Give back all the data exactly, line by line.

-------- Given records --------

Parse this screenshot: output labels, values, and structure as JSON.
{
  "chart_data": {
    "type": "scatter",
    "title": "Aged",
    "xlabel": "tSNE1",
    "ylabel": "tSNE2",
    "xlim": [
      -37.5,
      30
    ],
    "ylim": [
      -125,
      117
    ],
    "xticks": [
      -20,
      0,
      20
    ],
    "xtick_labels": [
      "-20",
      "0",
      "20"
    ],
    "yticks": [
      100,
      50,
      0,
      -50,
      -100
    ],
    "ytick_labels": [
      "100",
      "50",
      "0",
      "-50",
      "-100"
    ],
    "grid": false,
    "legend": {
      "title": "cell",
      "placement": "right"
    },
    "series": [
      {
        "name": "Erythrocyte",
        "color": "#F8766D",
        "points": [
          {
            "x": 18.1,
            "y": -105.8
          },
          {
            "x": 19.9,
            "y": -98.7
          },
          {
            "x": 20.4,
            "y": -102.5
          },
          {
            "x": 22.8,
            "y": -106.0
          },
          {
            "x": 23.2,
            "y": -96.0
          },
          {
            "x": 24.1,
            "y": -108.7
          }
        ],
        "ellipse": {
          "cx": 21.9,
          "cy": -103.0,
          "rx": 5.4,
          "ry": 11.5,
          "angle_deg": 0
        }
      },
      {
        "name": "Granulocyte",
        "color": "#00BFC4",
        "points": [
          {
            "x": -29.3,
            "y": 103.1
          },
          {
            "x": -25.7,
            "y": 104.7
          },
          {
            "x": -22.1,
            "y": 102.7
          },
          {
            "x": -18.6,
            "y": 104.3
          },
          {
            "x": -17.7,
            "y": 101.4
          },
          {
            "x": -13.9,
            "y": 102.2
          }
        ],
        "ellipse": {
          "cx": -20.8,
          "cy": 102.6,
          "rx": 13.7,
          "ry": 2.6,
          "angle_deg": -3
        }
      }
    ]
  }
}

--------

- **Full output**:
Parse this screenshot: output labels, values, and structure as JSON.
{
  "chart_data": {
    "type": "scatter",
    "title": "Aged",
    "xlabel": "tSNE1",
    "ylabel": "tSNE2",
    "xlim": [
      -37.5,
      30
    ],
    "ylim": [
      -125,
      117
    ],
    "xticks": [
      -20,
      0,
      20
    ],
    "xtick_labels": [
      "-20",
      "0",
      "20"
    ],
    "yticks": [
      100,
      50,
      0,
      -50,
      -100
    ],
    "ytick_labels": [
      "100",
      "50",
      "0",
      "-50",
      "-100"
    ],
    "grid": false,
    "legend": {
      "title": "cell",
      "placement": "right"
    },
    "series": [
      {
        "name": "Erythrocyte",
        "color": "#F8766D",
        "points": [
          {
            "x": 18.1,
            "y": -105.8
          },
          {
            "x": 19.9,
            "y": -98.7
          },
          {
            "x": 20.4,
            "y": -102.5
          },
          {
            "x": 22.8,
            "y": -106.0
          },
          {
            "x": 23.2,
            "y": -96.0
          },
          {
            "x": 24.1,
            "y": -108.7
          }
        ],
        "ellipse": {
          "cx": 21.9,
          "cy": -103.0,
          "rx": 5.4,
          "ry": 11.5,
          "angle_deg": 0
        }
      },
      {
        "name": "Granulocyte",
        "color": "#00BFC4",
        "points": [
          {
            "x": -29.3,
            "y": 103.1
          },
          {
            "x": -25.7,
            "y": 104.7
          },
          {
            "x": -22.1,
            "y": 102.7
          },
          {
            "x": -18.6,
            "y": 104.3
          },
          {
            "x": -17.7,
            "y": 101.4
          },
          {
            "x": -13.9,
            "y": 102.2
          }
        ],
        "ellipse": {
          "cx": -20.8,
          "cy": 102.6,
          "rx": 13.7,
          "ry": 2.6,
          "angle_deg": -3
        }
      }
    ]
  }
}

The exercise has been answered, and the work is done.